Task to complete -> In the data below, locate each line with the word "Invoice" and list it.
## START Data supplied
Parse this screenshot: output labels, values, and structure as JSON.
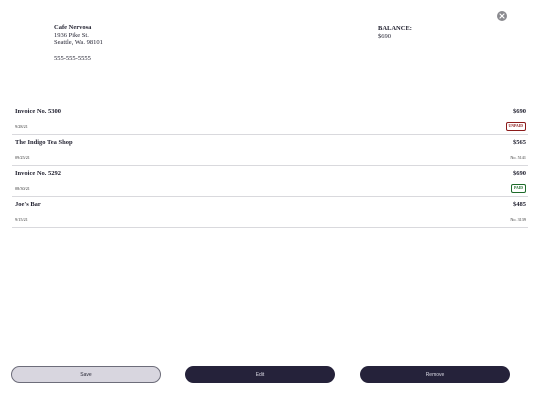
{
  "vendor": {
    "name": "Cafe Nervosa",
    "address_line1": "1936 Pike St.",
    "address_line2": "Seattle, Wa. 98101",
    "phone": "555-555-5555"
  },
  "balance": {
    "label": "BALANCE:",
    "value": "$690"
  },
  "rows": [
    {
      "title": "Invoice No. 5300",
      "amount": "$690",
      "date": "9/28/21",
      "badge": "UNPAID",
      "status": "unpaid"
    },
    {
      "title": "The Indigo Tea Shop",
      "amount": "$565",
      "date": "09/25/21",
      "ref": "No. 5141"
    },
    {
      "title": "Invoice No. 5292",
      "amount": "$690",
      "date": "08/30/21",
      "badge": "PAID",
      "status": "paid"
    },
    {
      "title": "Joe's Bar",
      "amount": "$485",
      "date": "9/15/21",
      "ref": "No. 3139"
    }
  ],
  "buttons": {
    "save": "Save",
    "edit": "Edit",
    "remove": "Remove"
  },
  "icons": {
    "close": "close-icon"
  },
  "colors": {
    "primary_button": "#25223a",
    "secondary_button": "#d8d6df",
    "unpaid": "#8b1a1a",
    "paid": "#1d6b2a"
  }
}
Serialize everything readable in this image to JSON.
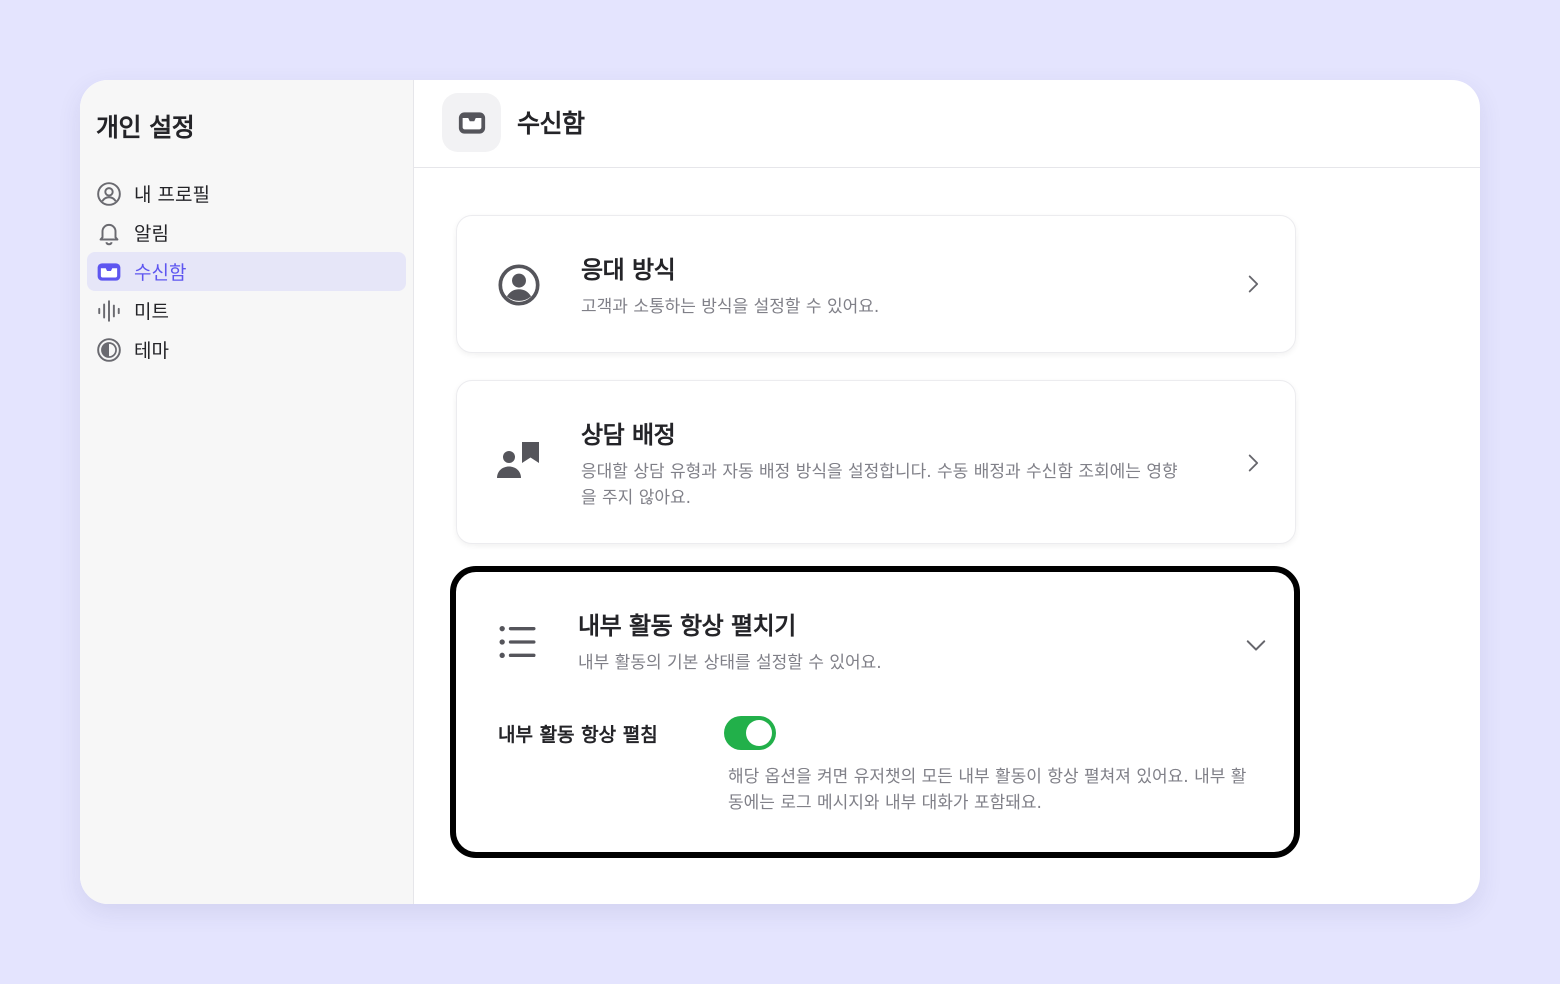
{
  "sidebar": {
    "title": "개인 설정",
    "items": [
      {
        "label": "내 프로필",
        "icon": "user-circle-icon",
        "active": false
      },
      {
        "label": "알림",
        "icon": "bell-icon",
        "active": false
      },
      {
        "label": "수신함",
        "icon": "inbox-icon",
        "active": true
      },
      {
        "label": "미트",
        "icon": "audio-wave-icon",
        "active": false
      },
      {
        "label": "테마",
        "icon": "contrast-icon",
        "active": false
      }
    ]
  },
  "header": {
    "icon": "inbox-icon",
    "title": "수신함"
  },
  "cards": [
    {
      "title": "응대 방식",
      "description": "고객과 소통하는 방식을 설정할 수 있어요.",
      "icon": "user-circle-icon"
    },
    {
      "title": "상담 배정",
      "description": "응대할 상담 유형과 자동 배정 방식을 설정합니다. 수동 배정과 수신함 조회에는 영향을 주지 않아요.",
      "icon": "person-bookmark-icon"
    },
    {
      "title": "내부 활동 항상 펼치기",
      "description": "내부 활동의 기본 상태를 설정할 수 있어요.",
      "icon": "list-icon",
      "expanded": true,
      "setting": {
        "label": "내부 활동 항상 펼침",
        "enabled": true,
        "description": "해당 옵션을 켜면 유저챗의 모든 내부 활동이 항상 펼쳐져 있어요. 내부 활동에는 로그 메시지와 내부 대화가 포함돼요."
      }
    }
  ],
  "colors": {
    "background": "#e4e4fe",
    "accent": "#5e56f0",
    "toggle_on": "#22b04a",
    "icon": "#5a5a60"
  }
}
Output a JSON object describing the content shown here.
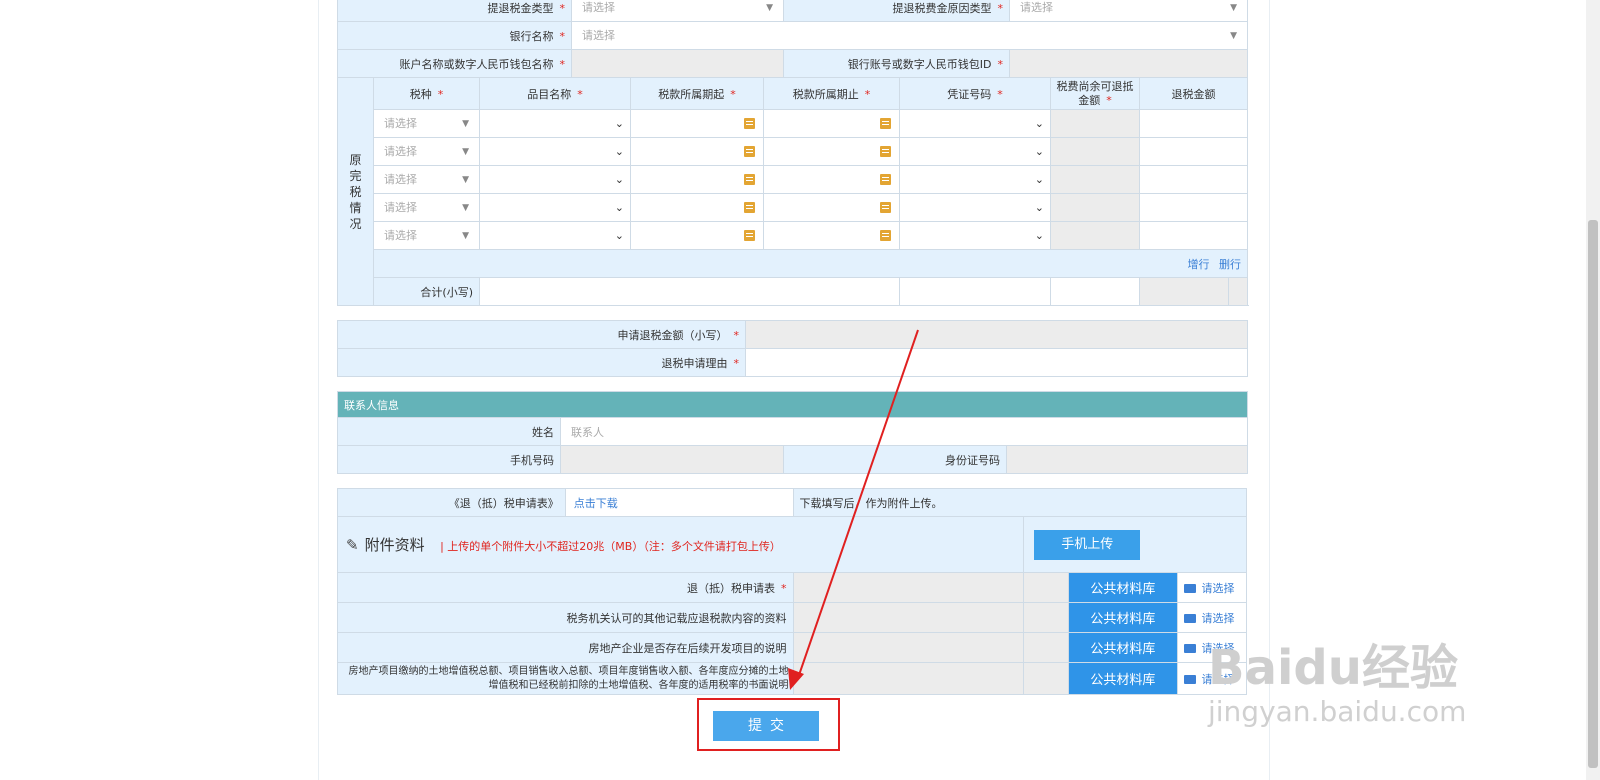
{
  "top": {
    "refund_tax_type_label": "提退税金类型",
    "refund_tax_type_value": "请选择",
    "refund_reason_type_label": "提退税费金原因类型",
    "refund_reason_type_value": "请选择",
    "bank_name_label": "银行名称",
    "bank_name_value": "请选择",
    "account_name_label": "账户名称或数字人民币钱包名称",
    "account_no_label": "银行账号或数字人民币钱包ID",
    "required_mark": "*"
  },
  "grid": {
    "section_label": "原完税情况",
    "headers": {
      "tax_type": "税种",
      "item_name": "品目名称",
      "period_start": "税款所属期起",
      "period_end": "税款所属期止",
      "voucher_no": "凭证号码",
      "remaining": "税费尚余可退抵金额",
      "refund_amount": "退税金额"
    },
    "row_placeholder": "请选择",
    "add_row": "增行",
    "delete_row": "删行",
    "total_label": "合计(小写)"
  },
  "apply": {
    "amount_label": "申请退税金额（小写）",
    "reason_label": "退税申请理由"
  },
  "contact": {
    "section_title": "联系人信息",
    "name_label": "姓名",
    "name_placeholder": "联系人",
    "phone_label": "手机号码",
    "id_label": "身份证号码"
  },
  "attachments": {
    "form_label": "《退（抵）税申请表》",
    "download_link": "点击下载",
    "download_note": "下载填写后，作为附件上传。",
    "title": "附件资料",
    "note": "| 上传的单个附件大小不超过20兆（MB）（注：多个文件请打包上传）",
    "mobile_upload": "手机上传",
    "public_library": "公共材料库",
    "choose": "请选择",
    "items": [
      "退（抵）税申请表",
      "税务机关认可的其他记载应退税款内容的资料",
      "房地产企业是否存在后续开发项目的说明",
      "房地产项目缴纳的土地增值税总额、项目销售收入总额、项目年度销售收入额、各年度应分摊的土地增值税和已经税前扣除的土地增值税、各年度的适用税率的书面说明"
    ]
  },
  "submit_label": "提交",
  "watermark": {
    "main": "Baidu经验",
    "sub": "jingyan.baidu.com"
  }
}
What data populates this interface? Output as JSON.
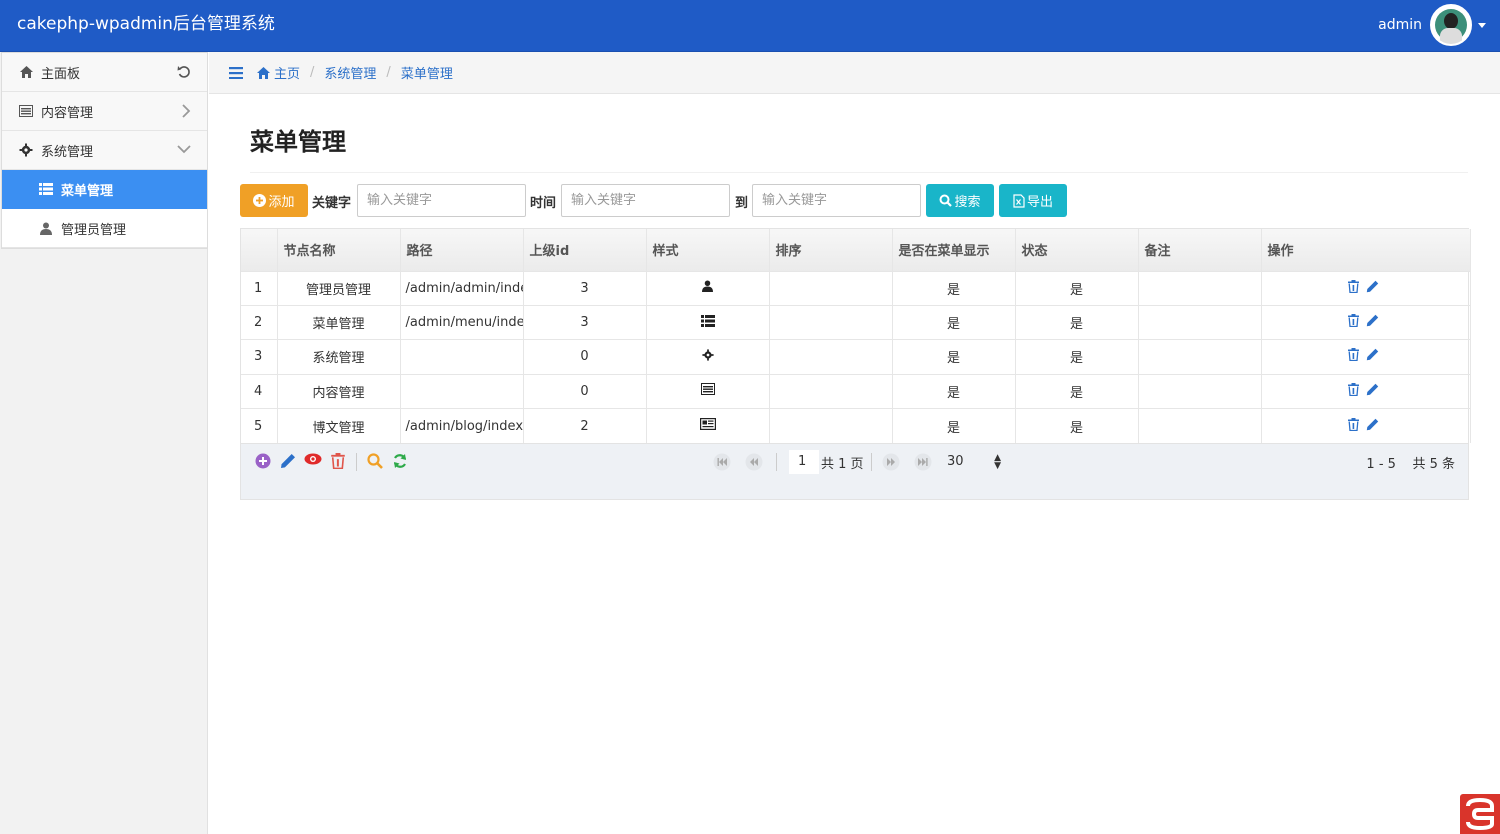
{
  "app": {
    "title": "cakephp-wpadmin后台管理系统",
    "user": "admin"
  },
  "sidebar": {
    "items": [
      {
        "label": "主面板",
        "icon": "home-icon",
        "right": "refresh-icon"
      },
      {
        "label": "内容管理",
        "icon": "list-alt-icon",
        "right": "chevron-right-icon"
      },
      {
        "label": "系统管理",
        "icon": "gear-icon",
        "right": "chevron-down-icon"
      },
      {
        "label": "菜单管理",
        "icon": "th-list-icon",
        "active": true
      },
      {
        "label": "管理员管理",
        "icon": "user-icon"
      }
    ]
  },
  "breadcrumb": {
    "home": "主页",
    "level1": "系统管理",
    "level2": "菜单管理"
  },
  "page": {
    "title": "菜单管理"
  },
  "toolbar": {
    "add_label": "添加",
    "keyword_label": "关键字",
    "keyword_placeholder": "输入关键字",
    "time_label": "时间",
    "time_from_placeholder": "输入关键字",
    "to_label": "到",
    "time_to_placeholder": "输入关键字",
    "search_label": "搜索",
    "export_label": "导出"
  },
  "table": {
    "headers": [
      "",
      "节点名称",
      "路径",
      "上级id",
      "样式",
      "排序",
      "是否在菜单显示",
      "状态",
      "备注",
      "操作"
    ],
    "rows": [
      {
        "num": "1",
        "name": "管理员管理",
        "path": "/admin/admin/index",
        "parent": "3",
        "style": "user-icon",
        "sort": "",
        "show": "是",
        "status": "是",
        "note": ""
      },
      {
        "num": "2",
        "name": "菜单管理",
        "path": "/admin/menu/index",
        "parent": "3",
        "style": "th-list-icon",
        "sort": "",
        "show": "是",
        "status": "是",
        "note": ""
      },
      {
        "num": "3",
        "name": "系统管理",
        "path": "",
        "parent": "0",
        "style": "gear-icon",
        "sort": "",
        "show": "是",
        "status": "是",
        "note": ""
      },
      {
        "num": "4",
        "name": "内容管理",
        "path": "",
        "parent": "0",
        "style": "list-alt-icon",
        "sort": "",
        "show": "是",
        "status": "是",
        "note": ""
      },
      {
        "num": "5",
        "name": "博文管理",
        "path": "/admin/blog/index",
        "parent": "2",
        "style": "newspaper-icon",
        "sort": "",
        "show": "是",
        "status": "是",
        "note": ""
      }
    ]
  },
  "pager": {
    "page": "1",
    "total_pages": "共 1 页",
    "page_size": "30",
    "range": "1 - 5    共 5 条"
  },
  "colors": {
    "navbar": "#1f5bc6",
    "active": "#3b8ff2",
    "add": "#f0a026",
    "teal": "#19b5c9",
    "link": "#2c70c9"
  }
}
## END Data supplied
The output ->
      "title": "Invoice No. 5300",
      "title": "Invoice No. 5292",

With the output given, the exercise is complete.